_Exercise goal_: Search the material and gather each line with "title" in it.

Figure dataset records
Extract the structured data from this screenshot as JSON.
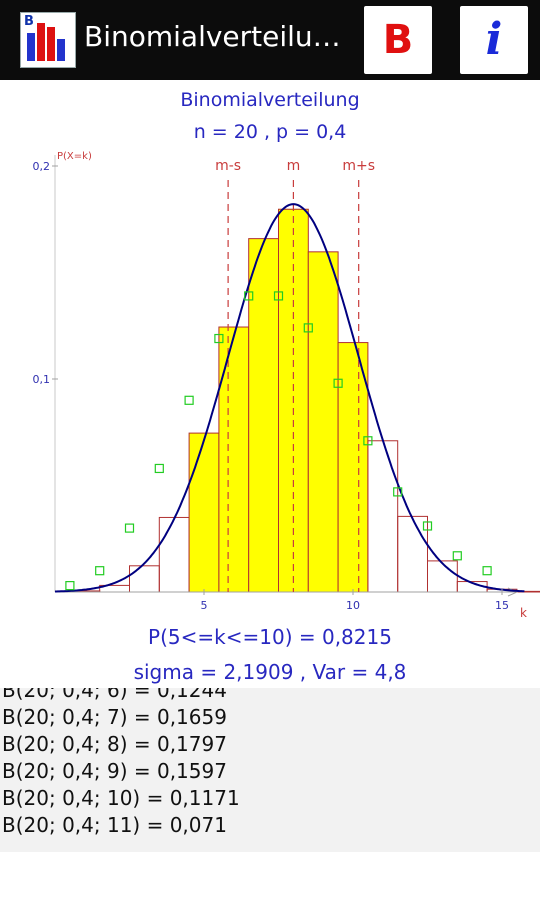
{
  "appbar": {
    "title": "Binomialverteilu…",
    "icon_letter": "B",
    "b_button_label": "B",
    "info_button_label": "i",
    "colors": {
      "bar": "#0c0c0c",
      "b_red": "#e01010",
      "i_blue": "#1a2ad8"
    }
  },
  "chart": {
    "title": "Binomialverteilung",
    "params": "n = 20 , p = 0,4",
    "prob_text": "P(5<=k<=10) = 0,8215",
    "stats_text": "sigma = 2,1909 , Var = 4,8",
    "y_axis_label": "P(X=k)",
    "x_axis_label": "k",
    "marker_labels": [
      "m-s",
      "m",
      "m+s"
    ],
    "y_ticks": [
      {
        "value": 0.1,
        "label": "0,1"
      },
      {
        "value": 0.2,
        "label": "0,2"
      }
    ],
    "x_ticks": [
      {
        "value": 5,
        "label": "5"
      },
      {
        "value": 10,
        "label": "10"
      },
      {
        "value": 15,
        "label": "15"
      }
    ],
    "colors": {
      "text": "#2828c0",
      "fill": "#ffff00",
      "outline": "#b03030",
      "curve": "#000080",
      "marker": "#c83c3c",
      "square": "#22cc22"
    }
  },
  "chart_data": {
    "type": "bar",
    "n": 20,
    "p": 0.4,
    "mean": 8,
    "sigma": 2.1909,
    "highlight_range": [
      5,
      10
    ],
    "xlim": [
      0,
      15.8
    ],
    "ylim": [
      0,
      0.2
    ],
    "k": [
      0,
      1,
      2,
      3,
      4,
      5,
      6,
      7,
      8,
      9,
      10,
      11,
      12,
      13,
      14,
      15,
      16
    ],
    "values": [
      0.0,
      0.0005,
      0.0031,
      0.0123,
      0.035,
      0.0746,
      0.1244,
      0.1659,
      0.1797,
      0.1597,
      0.1171,
      0.071,
      0.0355,
      0.0146,
      0.0049,
      0.0013,
      0.0003
    ],
    "squares": [
      {
        "x": 0.5,
        "y": 0.003
      },
      {
        "x": 1.5,
        "y": 0.01
      },
      {
        "x": 2.5,
        "y": 0.03
      },
      {
        "x": 3.5,
        "y": 0.058
      },
      {
        "x": 4.5,
        "y": 0.09
      },
      {
        "x": 5.5,
        "y": 0.119
      },
      {
        "x": 6.5,
        "y": 0.139
      },
      {
        "x": 7.5,
        "y": 0.139
      },
      {
        "x": 8.5,
        "y": 0.124
      },
      {
        "x": 9.5,
        "y": 0.098
      },
      {
        "x": 10.5,
        "y": 0.071
      },
      {
        "x": 11.5,
        "y": 0.047
      },
      {
        "x": 12.5,
        "y": 0.031
      },
      {
        "x": 13.5,
        "y": 0.017
      },
      {
        "x": 14.5,
        "y": 0.01
      }
    ]
  },
  "results": {
    "rows": [
      "B(20; 0,4; 6) = 0,1244",
      "B(20; 0,4; 7) = 0,1659",
      "B(20; 0,4; 8) = 0,1797",
      "B(20; 0,4; 9) = 0,1597",
      "B(20; 0,4; 10) = 0,1171",
      "B(20; 0,4; 11) = 0,071"
    ]
  }
}
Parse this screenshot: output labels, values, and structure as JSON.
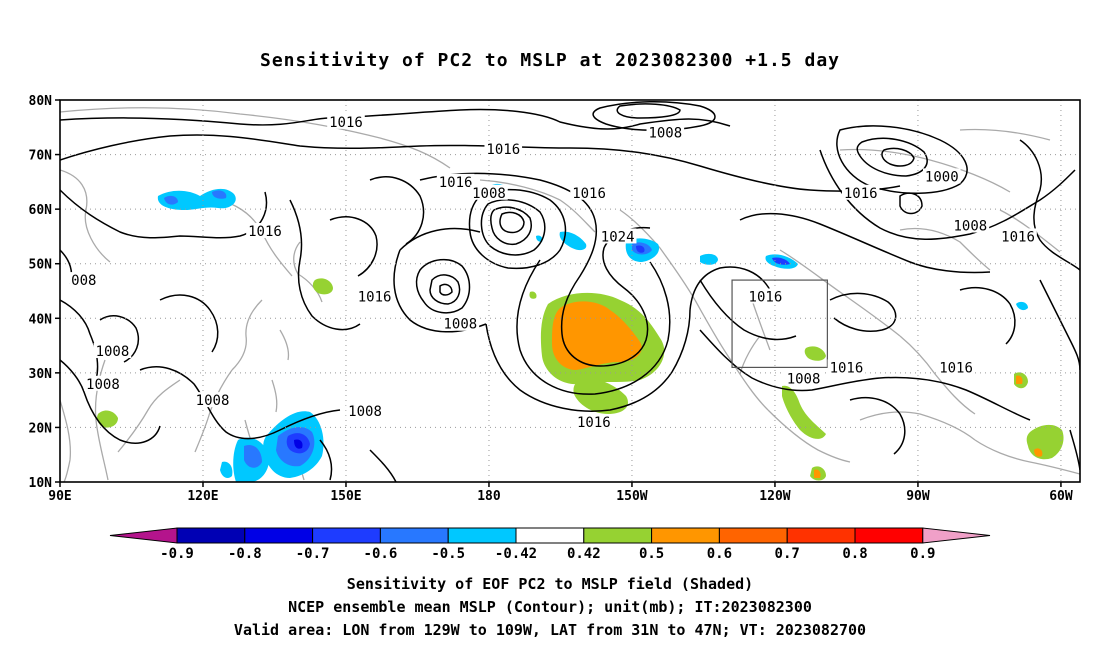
{
  "title": "Sensitivity of PC2 to MSLP at 2023082300 +1.5 day",
  "map": {
    "lat_ticks": [
      "80N",
      "70N",
      "60N",
      "50N",
      "40N",
      "30N",
      "20N",
      "10N"
    ],
    "lon_ticks": [
      "90E",
      "120E",
      "150E",
      "180",
      "150W",
      "120W",
      "90W",
      "60W"
    ],
    "lon_range": [
      90,
      304
    ],
    "lat_range": [
      10,
      80
    ],
    "valid_box": {
      "lon_min": 231,
      "lon_max": 251,
      "lat_min": 31,
      "lat_max": 47
    },
    "contour_labels": [
      {
        "text": "1016",
        "lon": 150,
        "lat": 76
      },
      {
        "text": "1008",
        "lon": 217,
        "lat": 74
      },
      {
        "text": "1016",
        "lon": 183,
        "lat": 71
      },
      {
        "text": "1016",
        "lon": 173,
        "lat": 65
      },
      {
        "text": "1008",
        "lon": 180,
        "lat": 63
      },
      {
        "text": "1016",
        "lon": 201,
        "lat": 63
      },
      {
        "text": "1000",
        "lon": 275,
        "lat": 66
      },
      {
        "text": "1016",
        "lon": 258,
        "lat": 63
      },
      {
        "text": "1024",
        "lon": 207,
        "lat": 55
      },
      {
        "text": "1016",
        "lon": 133,
        "lat": 56
      },
      {
        "text": "1008",
        "lon": 281,
        "lat": 57
      },
      {
        "text": "1016",
        "lon": 291,
        "lat": 55
      },
      {
        "text": "008",
        "lon": 95,
        "lat": 47
      },
      {
        "text": "1016",
        "lon": 156,
        "lat": 44
      },
      {
        "text": "1016",
        "lon": 238,
        "lat": 44
      },
      {
        "text": "1008",
        "lon": 174,
        "lat": 39
      },
      {
        "text": "1008",
        "lon": 101,
        "lat": 34
      },
      {
        "text": "1008",
        "lon": 99,
        "lat": 28
      },
      {
        "text": "1008",
        "lon": 246,
        "lat": 29
      },
      {
        "text": "1016",
        "lon": 255,
        "lat": 31
      },
      {
        "text": "1016",
        "lon": 278,
        "lat": 31
      },
      {
        "text": "1008",
        "lon": 122,
        "lat": 25
      },
      {
        "text": "1008",
        "lon": 154,
        "lat": 23
      },
      {
        "text": "1016",
        "lon": 202,
        "lat": 21
      }
    ]
  },
  "colorbar": {
    "labels": [
      "-0.9",
      "-0.8",
      "-0.7",
      "-0.6",
      "-0.5",
      "-0.42",
      "0.42",
      "0.5",
      "0.6",
      "0.7",
      "0.8",
      "0.9"
    ],
    "colors": [
      "#0000b4",
      "#0000e6",
      "#1e3cff",
      "#2878ff",
      "#00c8ff",
      "#ffffff",
      "#96d232",
      "#ff9600",
      "#ff6400",
      "#ff3200",
      "#ff0000"
    ],
    "low_end_color": "#b4148c",
    "high_end_color": "#f0a0c8"
  },
  "captions": [
    "Sensitivity of EOF PC2 to MSLP field (Shaded)",
    "NCEP ensemble mean MSLP (Contour); unit(mb); IT:2023082300",
    "Valid area: LON from 129W to 109W, LAT from 31N to 47N; VT: 2023082700"
  ]
}
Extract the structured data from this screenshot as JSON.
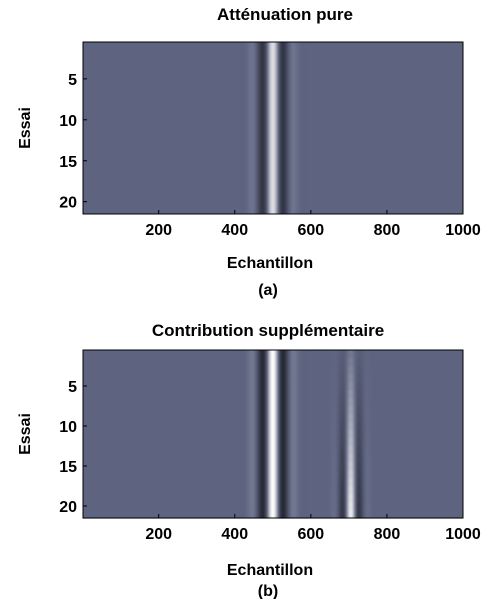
{
  "chart_data": [
    {
      "type": "heatmap",
      "title": "Atténuation pure",
      "xlabel": "Echantillon",
      "ylabel": "Essai",
      "caption": "(a)",
      "xlim": [
        1,
        1000
      ],
      "ylim": [
        1,
        21
      ],
      "x_ticks": [
        200,
        400,
        600,
        800,
        1000
      ],
      "y_ticks": [
        5,
        10,
        15,
        20
      ],
      "background_value": 0,
      "wavelets": [
        {
          "center": 500,
          "amplitude": 1.0,
          "period": 60,
          "width": 28,
          "trial_modulation": 0.2
        }
      ]
    },
    {
      "type": "heatmap",
      "title": "Contribution supplémentaire",
      "xlabel": "Echantillon",
      "ylabel": "Essai",
      "caption": "(b)",
      "xlim": [
        1,
        1000
      ],
      "ylim": [
        1,
        21
      ],
      "x_ticks": [
        200,
        400,
        600,
        800,
        1000
      ],
      "y_ticks": [
        5,
        10,
        15,
        20
      ],
      "background_value": 0,
      "wavelets": [
        {
          "center": 500,
          "amplitude": 1.0,
          "period": 60,
          "width": 28,
          "trial_modulation": 0.0
        },
        {
          "center": 705,
          "amplitude": 0.9,
          "period": 50,
          "width": 20,
          "trial_ramp": [
            0.15,
            1.0
          ]
        }
      ]
    }
  ]
}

_Full answer_:
    "title": "Binomialverteilu…",
    "title": "Binomialverteilung",
  "title": "Sensitivity of PC2 to MSLP at 2023082300 +1.5 day",
      "title": "Atténuation pure",
      "title": "Contribution supplémentaire",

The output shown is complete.